=== Task brief ===
Give the number of lines containing "text" in this listing, with no other words.

=== Records to use ===
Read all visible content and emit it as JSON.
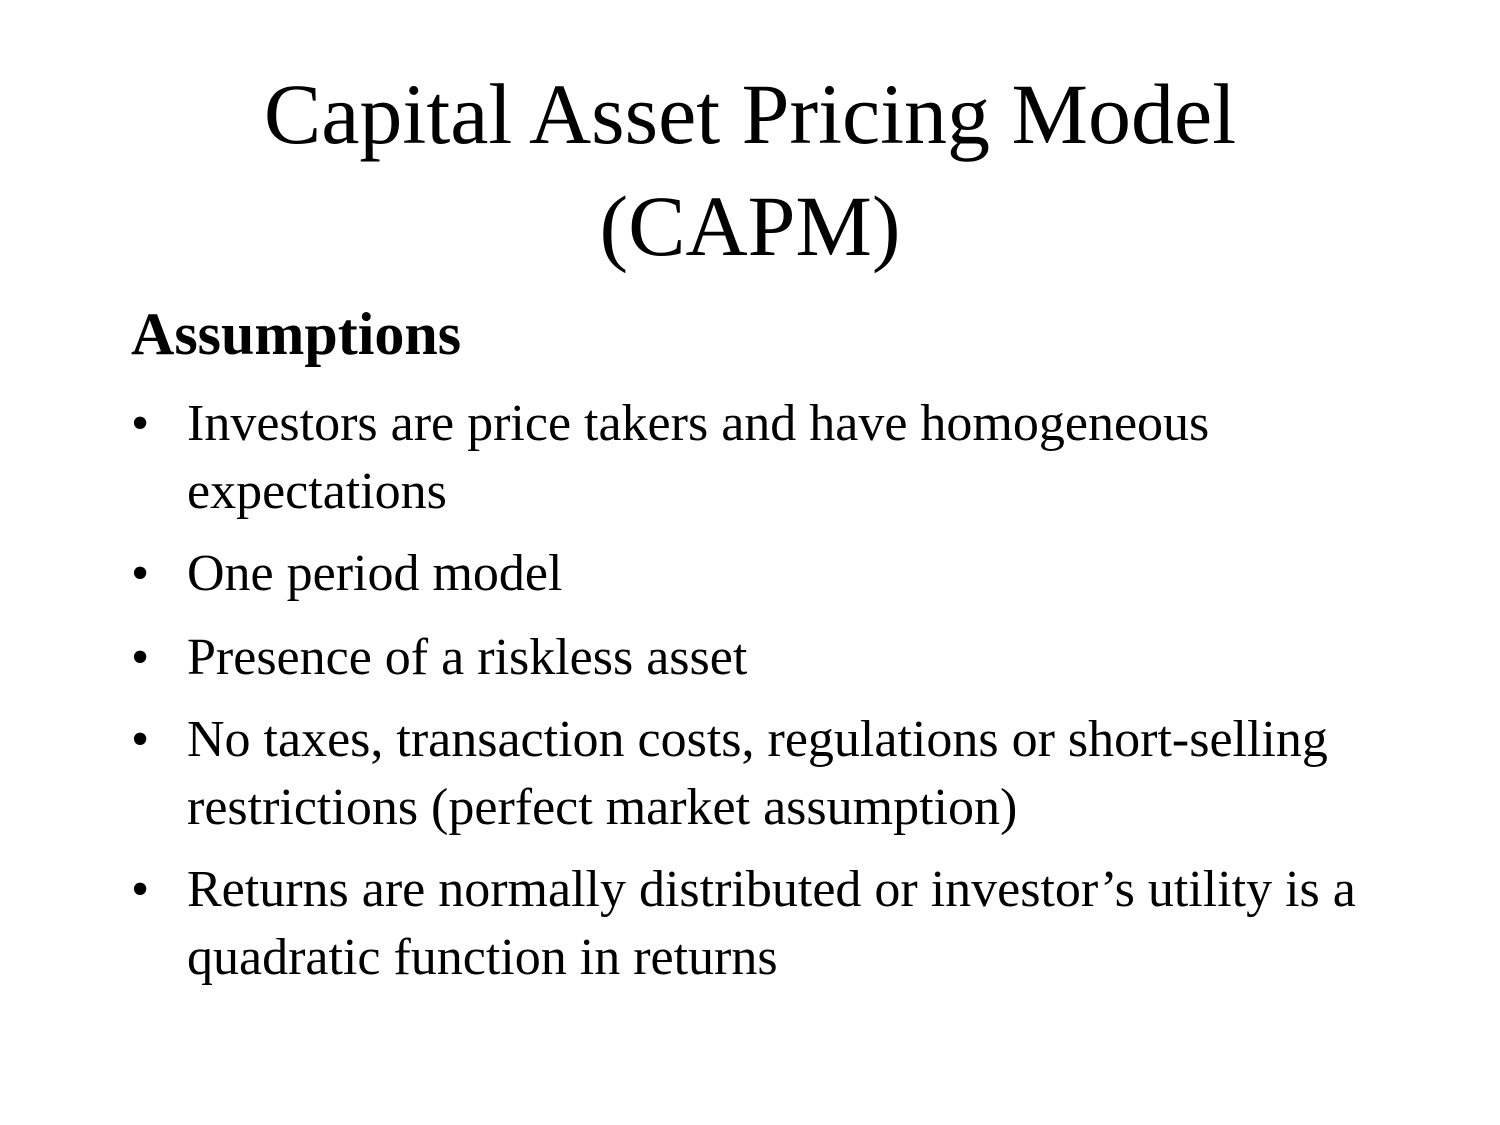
{
  "slide": {
    "title_line1": "Capital Asset Pricing Model",
    "title_line2": "(CAPM)",
    "subheading": "Assumptions",
    "bullet_symbol": "•",
    "bullets": [
      "Investors are price takers and have homogeneous expectations",
      "One period model",
      "Presence of a riskless asset",
      "No taxes, transaction costs, regulations or short-selling restrictions (perfect market assumption)",
      "Returns are normally distributed or investor’s utility is a quadratic function in returns"
    ]
  }
}
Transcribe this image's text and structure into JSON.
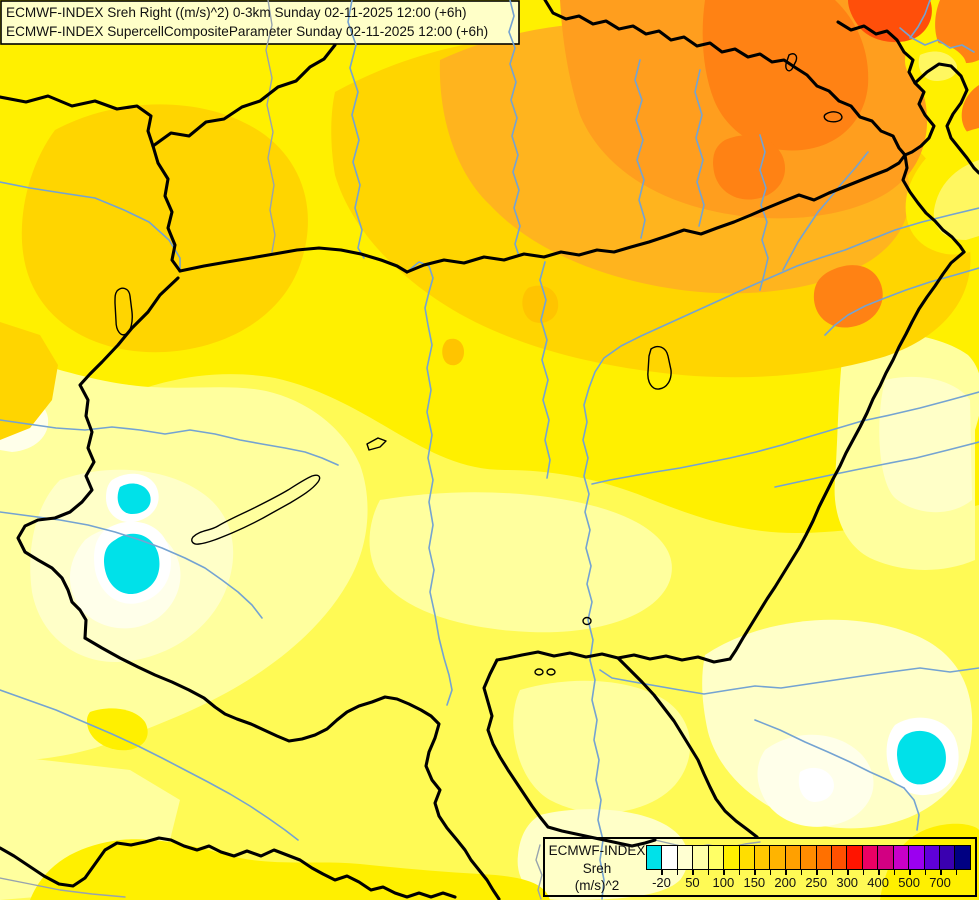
{
  "header": {
    "line1": "ECMWF-INDEX Sreh Right ((m/s)^2) 0-3km Sunday 02-11-2025 12:00 (+6h)",
    "line2": "ECMWF-INDEX SupercellCompositeParameter Sunday 02-11-2025 12:00 (+6h)"
  },
  "legend": {
    "title": "ECMWF-INDEX",
    "parameter": "Sreh",
    "units": "(m/s)^2",
    "bar_cells": [
      "#00E1E9",
      "#FFFFFF",
      "#FFFFD2",
      "#FFFFA8",
      "#FFFF66",
      "#FFF000",
      "#FFDE00",
      "#FFC800",
      "#FFB400",
      "#FFA000",
      "#FF8C00",
      "#FF7000",
      "#FF5000",
      "#FF1400",
      "#EB0064",
      "#D20082",
      "#C800C8",
      "#9B00F0",
      "#5F00D8",
      "#3A00B0",
      "#000082"
    ],
    "tick_labels": [
      {
        "text": "-20",
        "boundary": 1
      },
      {
        "text": "50",
        "boundary": 3
      },
      {
        "text": "100",
        "boundary": 5
      },
      {
        "text": "150",
        "boundary": 7
      },
      {
        "text": "200",
        "boundary": 9
      },
      {
        "text": "250",
        "boundary": 11
      },
      {
        "text": "300",
        "boundary": 13
      },
      {
        "text": "400",
        "boundary": 15
      },
      {
        "text": "500",
        "boundary": 17
      },
      {
        "text": "700",
        "boundary": 19
      }
    ]
  },
  "colors": {
    "base_yellow": "#FFFA55",
    "pale_yellow": "#FFFF9E",
    "cream": "#FFFFC8",
    "pale_cream": "#FFFFEA",
    "white": "#FFFFFF",
    "yellow": "#FFF000",
    "gold": "#FFD500",
    "deep_gold": "#FFC400",
    "amber": "#FFB41E",
    "orange": "#FF9E1E",
    "deep_orange": "#FF8214",
    "red_orange": "#FF4F0A",
    "cyan": "#00E1E9",
    "river_blue": "#74A3D2",
    "river_gray": "#97A3AE",
    "border_black": "#000000",
    "box_fill": "#FFFFC8",
    "text": "#111111"
  }
}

=== Task solution ===
12